◆ **TASK DETAILS**: Entries follow. Set all of them down as they stand.

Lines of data

========

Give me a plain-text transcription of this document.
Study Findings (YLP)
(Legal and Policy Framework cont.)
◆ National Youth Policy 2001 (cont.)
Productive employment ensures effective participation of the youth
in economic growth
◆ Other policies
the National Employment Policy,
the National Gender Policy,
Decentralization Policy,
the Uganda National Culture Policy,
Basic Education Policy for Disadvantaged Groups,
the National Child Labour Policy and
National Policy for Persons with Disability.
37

========

◆ **COMPLETE OUTPUT**:
Give me a plain-text transcription of this document.
Study Findings (YLP)
(Legal and Policy Framework cont.)
◆ National Youth Policy 2001 (cont.)
Productive employment ensures effective participation of the youth
in economic growth
◆ Other policies
the National Employment Policy,
the National Gender Policy,
Decentralization Policy,
the Uganda National Culture Policy,
Basic Education Policy for Disadvantaged Groups,
the National Child Labour Policy and
National Policy for Persons with Disability.
37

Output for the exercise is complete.